▸ Requirement
Say whether each statement agrees with the proposal on parallel MCTS-minimax hybrids, answering yes or no and quoting the words that decide it: 1. Monte Carlo Tree Search is described as a best-first tree search algorithm. 2. The authors plan to find the right workload size by gradually decreasing the workload. 3. The algorithm's parallelism will be exploited with CUDA and OpenMP.

### Extract

Parallel MCTS-minimax hybrids
Peter de Groot and Sai Bhargav Yalamanchi
URLs
SUMMARY
We are going to implement a hybrid MCTS-minimax algorithm to solve chess problems. The algorithm will take advantage of various sources of parallelism in the algorithm with CUDA and OpenMP and the times to execute will be compared against speedup over sequential.
BACKGROUND
Minimax with alpha-beta pruning has been the state of the art algorithm used by many chess engines (until the advent of AlphaZero). A drawback of using bare bones minimax is that the search space becomes combinatorially large and unwieldy to perform brute force enumerations in order to determine the best move. Monte Carlo Tree Search is a best-first tree search algorithm that focuses on the most promising lines of play. However it often succumbs to traps in games like chess either due to missing a critical move or underestimation of utilities of certain terminal states. A hybrid approach of MCTS-minimax can potentially result in an algorithm that is fast (from avoiding brute force enumerations where possible due to MCTS) and can avoid traps (from exhaustive minimax searches in near terminal states).
CHALLENGE
This is an interesting problem from the parallelism standpoint as the game tree grows exponentially quickly - with naive minimax, one could parallelize the minimax action evaluation process by adding nodes to a work queue that threads/cores could access and pull work out of when they are done executing their current tasks, this is the approach described in [3]. [2] describes several methods to parallelize naive MCTS. The key challenge in our proposed idea is to obtain a speedup in a hybrid of MCTS and minimax, for this we plan on using ideas from both [2] and [3]. There are two axes of parallelism in such hybrids - MCTS tree level and minimax level. Too large a workload size may result in very deep minimax searches which may not be tractable, the right workload size would need to present sufficiently large game trees we could parallelize over while ensuring feasibility of minimax searches. To determine this size we plan on gradually increasing the workload (varying the n in ‘mate in n’) until this balance is achieved.

######
### Material

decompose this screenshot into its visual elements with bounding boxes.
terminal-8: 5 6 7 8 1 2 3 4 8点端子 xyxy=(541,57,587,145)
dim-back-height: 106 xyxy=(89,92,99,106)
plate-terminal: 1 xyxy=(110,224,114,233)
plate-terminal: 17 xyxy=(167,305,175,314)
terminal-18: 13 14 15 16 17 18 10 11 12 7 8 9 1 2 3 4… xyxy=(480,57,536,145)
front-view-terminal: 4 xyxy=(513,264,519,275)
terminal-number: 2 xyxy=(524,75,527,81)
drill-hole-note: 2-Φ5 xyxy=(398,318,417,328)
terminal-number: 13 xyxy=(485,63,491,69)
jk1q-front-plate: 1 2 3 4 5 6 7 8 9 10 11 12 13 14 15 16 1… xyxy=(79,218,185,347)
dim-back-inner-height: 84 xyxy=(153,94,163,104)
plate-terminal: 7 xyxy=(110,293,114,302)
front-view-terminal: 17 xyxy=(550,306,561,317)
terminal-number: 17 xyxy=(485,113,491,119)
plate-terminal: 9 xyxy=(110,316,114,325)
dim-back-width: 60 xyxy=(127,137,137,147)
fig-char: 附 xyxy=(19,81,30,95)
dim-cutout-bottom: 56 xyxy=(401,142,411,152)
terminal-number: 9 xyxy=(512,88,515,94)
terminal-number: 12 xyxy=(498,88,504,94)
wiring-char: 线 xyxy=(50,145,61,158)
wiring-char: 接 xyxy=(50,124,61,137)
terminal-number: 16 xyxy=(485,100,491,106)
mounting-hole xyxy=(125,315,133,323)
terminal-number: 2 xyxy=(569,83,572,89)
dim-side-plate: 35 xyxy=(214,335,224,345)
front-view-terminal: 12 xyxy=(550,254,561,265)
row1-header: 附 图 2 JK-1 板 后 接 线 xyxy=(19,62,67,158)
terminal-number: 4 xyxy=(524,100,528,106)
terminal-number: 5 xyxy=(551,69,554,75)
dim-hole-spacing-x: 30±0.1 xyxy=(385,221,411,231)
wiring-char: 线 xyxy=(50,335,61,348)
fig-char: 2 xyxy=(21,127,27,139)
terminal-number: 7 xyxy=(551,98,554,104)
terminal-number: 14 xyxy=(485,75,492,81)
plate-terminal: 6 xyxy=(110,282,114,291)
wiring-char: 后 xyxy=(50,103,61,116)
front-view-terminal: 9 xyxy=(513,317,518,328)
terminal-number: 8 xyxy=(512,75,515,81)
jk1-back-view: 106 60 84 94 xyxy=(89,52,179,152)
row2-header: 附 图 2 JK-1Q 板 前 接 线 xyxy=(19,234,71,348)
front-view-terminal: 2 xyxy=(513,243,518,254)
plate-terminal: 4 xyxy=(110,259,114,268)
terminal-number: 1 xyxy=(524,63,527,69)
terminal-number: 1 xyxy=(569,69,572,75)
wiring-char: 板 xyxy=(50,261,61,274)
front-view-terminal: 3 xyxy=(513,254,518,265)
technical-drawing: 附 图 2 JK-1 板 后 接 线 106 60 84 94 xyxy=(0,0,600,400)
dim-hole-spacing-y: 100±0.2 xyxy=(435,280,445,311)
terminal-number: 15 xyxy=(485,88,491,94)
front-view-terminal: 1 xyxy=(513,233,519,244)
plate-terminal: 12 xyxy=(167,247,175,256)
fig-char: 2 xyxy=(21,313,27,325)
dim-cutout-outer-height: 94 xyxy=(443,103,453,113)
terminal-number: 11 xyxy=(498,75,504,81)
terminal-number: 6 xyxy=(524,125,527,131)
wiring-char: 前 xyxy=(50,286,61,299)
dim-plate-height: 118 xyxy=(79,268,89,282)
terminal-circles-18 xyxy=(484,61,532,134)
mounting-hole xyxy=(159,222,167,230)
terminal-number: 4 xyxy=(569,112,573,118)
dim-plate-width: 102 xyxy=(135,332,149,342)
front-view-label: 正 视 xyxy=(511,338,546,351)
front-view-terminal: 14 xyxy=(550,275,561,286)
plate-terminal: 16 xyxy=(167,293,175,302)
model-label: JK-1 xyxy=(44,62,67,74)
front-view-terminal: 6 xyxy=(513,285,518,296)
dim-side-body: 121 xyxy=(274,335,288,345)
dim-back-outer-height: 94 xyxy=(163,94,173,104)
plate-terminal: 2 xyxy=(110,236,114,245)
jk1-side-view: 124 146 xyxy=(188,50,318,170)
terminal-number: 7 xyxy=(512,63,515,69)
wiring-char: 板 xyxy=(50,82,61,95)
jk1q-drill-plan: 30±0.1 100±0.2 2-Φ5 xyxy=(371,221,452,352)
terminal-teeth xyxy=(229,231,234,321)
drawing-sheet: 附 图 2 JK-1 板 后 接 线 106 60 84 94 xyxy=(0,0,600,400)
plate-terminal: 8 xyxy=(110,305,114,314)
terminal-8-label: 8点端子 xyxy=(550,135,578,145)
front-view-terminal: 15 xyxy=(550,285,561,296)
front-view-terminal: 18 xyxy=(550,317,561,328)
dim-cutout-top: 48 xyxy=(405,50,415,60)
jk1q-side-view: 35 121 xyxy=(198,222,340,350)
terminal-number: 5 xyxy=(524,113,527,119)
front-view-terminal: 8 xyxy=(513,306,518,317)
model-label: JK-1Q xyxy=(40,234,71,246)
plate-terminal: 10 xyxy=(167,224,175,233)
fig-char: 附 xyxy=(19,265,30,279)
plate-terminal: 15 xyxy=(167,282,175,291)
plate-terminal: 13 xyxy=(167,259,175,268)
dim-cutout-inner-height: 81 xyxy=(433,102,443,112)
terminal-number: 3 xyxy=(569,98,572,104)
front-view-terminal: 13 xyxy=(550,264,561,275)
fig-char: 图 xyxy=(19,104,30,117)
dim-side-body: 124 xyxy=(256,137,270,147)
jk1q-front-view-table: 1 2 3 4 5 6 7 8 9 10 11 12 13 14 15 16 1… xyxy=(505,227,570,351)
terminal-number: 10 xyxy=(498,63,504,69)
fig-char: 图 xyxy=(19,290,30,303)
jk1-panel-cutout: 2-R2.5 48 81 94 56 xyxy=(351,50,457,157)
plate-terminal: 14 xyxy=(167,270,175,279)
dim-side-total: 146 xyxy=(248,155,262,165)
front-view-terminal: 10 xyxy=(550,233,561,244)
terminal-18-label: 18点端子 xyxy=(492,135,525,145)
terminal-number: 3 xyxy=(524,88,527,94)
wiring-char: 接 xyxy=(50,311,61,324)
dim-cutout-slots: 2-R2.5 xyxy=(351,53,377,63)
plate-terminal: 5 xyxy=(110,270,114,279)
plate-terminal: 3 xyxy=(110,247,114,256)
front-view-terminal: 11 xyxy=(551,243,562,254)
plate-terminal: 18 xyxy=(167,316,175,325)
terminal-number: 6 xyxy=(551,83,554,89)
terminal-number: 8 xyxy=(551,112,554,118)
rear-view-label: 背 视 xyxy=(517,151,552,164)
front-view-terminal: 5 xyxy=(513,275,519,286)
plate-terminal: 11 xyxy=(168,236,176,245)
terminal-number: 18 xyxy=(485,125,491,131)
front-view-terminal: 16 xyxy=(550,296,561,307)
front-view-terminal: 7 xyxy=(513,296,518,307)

######

▸ Finished exercise
1. Yes: "Monte Carlo Tree Search is a best-first tree search algorithm that focuses on the most promising lines of play."
2. No: "we plan on gradually increasing the workload"
3. Yes: "The algorithm will take advantage of various sources of parallelism in the algorithm with CUDA and OpenMP"